> [Problem requirements]:
Copy every line with the string "text" in it.
........
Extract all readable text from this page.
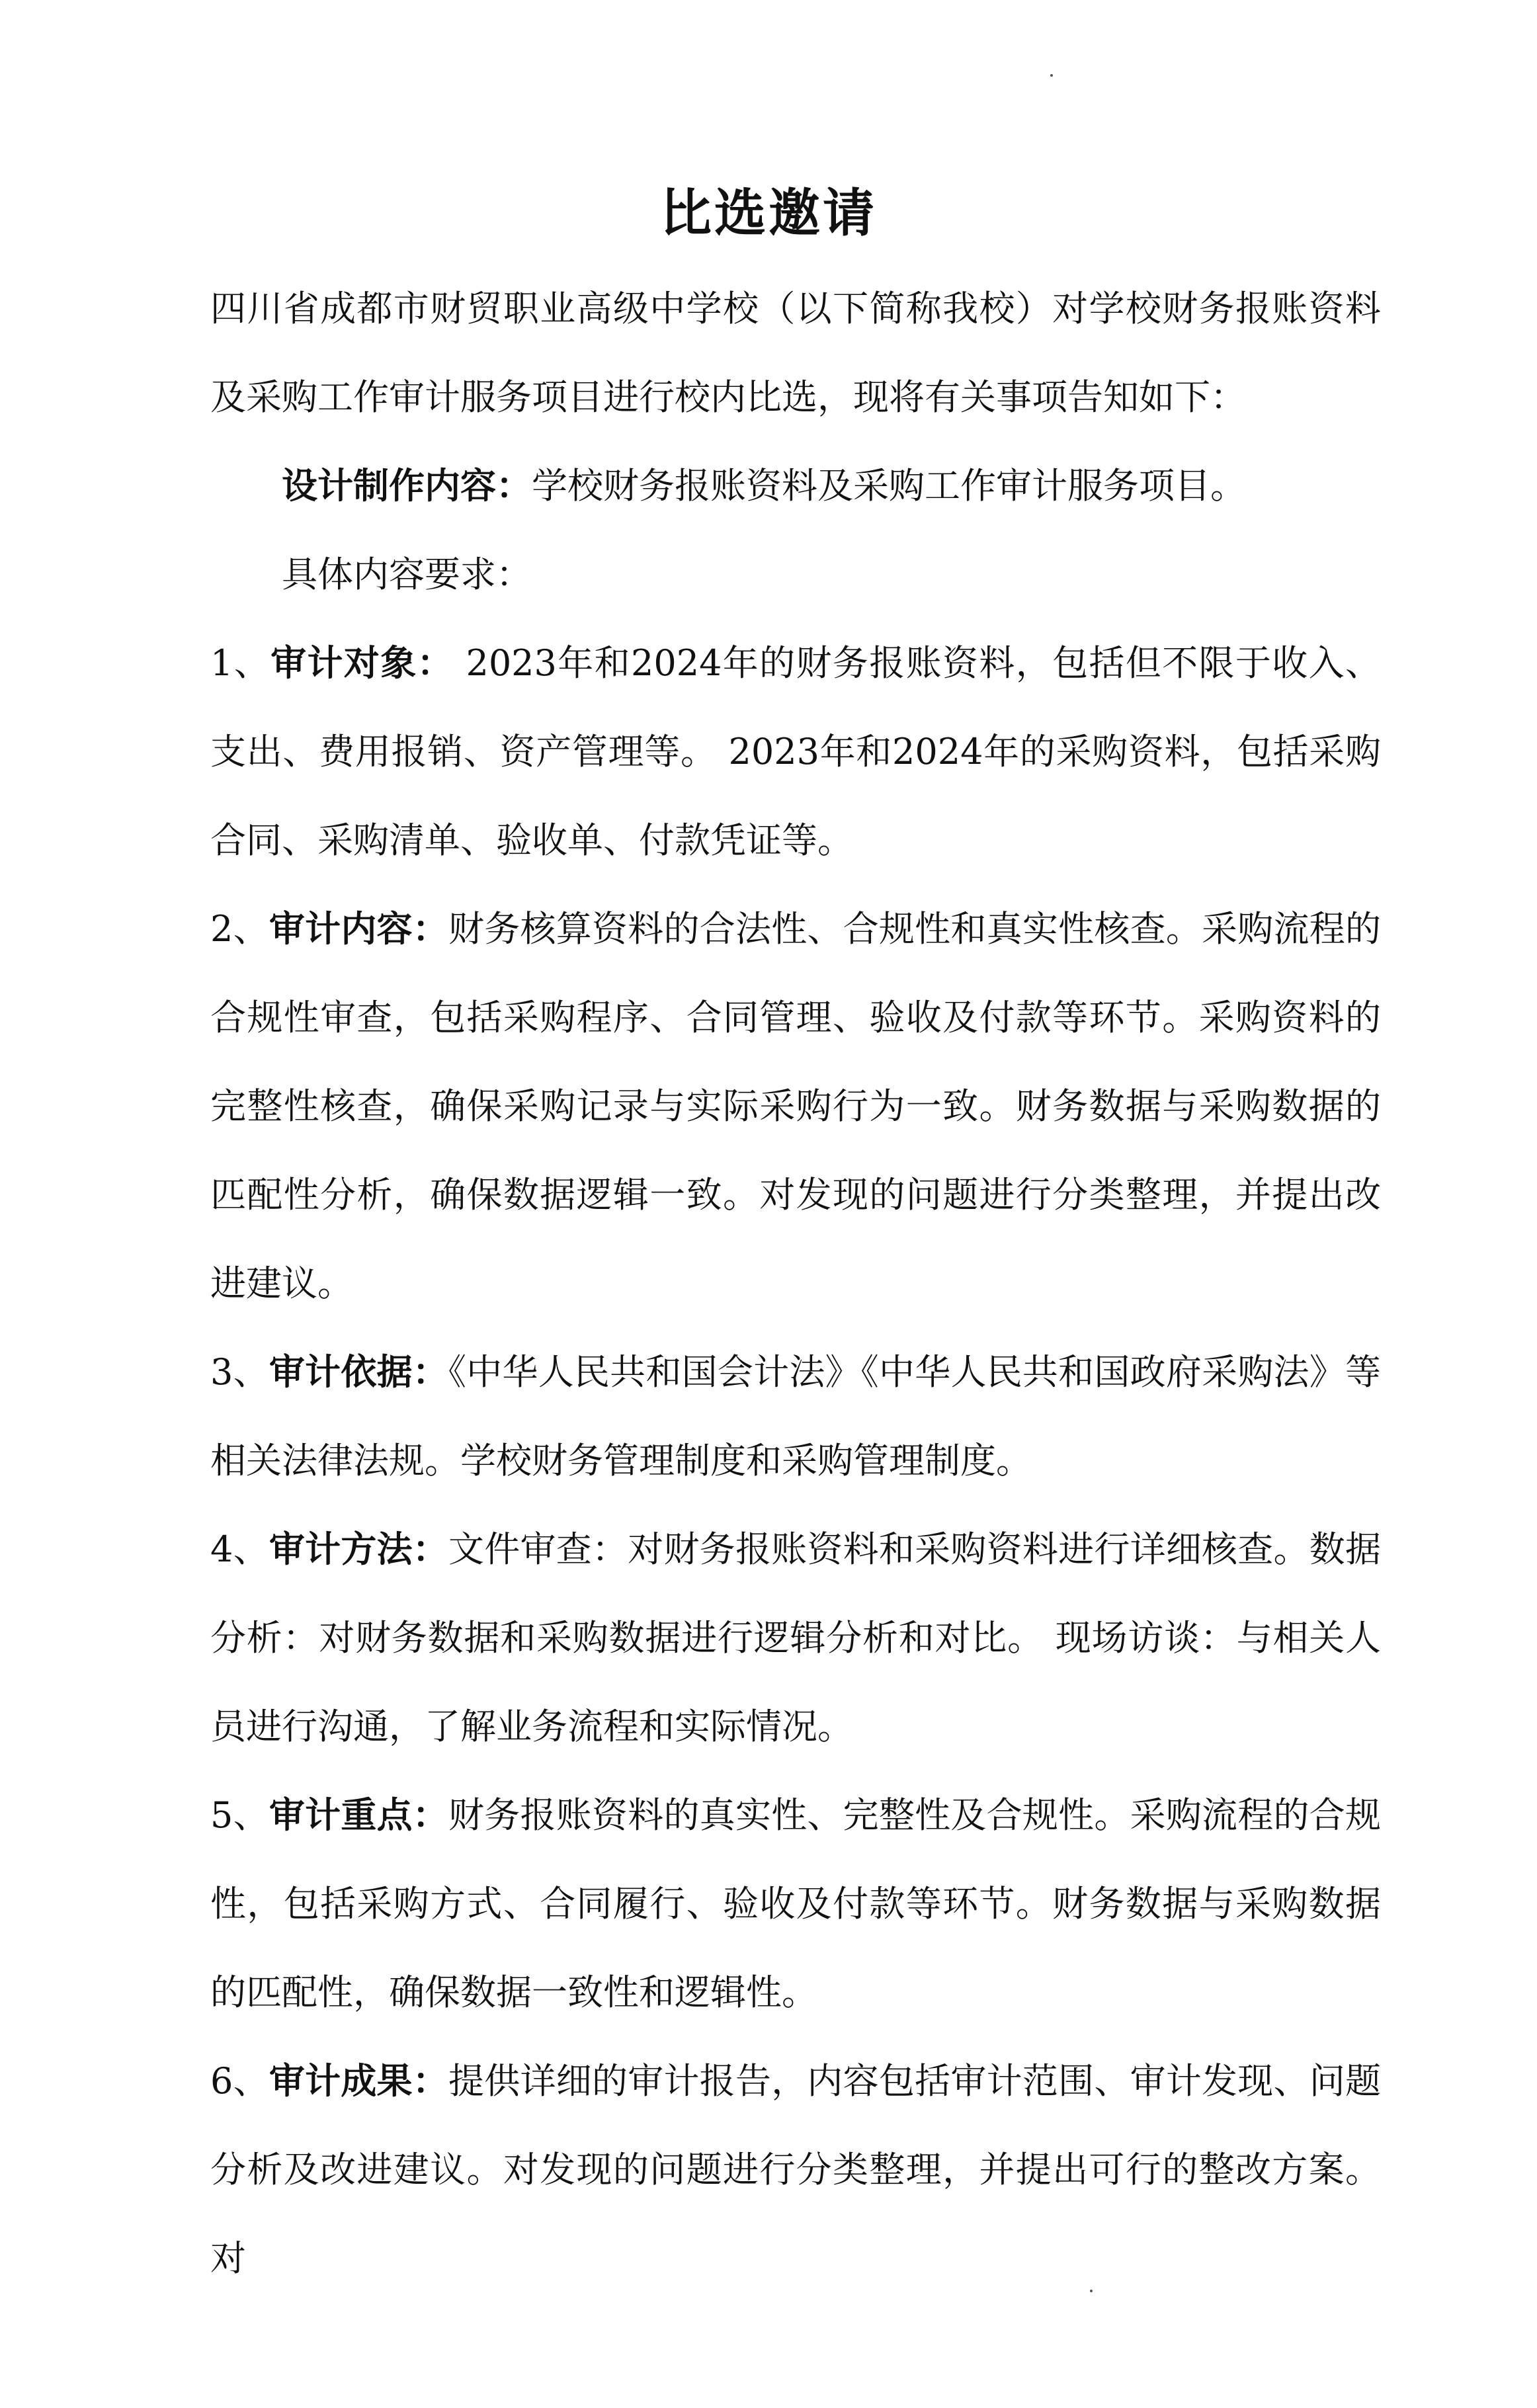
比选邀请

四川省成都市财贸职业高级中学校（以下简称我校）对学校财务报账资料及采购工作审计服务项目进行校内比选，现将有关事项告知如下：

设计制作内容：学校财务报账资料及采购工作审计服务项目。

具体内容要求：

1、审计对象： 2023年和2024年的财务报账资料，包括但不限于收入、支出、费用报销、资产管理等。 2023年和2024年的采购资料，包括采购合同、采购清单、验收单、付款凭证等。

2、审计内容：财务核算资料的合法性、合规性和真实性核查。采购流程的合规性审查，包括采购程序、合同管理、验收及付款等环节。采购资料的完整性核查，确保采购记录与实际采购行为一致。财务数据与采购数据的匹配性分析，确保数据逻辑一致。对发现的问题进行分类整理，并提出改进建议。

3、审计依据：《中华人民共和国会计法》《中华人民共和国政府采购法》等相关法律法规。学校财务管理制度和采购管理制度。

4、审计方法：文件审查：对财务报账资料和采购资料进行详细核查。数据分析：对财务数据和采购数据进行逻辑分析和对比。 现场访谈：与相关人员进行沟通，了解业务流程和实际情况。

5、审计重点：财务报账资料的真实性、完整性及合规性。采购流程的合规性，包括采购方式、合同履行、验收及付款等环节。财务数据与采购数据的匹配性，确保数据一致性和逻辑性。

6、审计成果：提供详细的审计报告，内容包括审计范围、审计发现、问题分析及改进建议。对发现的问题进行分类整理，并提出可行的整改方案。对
........
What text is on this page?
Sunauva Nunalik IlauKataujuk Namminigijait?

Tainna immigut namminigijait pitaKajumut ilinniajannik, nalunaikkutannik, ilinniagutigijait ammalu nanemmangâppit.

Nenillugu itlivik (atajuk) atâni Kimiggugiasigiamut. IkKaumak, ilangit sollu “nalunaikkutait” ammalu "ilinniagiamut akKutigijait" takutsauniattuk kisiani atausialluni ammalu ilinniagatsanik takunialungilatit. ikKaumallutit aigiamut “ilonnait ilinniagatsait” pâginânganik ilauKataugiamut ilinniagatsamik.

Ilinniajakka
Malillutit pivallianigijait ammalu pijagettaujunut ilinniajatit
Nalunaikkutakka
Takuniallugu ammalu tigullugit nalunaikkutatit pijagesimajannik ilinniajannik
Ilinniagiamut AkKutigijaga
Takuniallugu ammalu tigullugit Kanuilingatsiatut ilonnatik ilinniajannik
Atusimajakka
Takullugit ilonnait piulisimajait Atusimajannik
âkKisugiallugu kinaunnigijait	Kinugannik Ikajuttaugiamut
........
> [Answer below]:
Extract all readable text from this page.
What text is on this page?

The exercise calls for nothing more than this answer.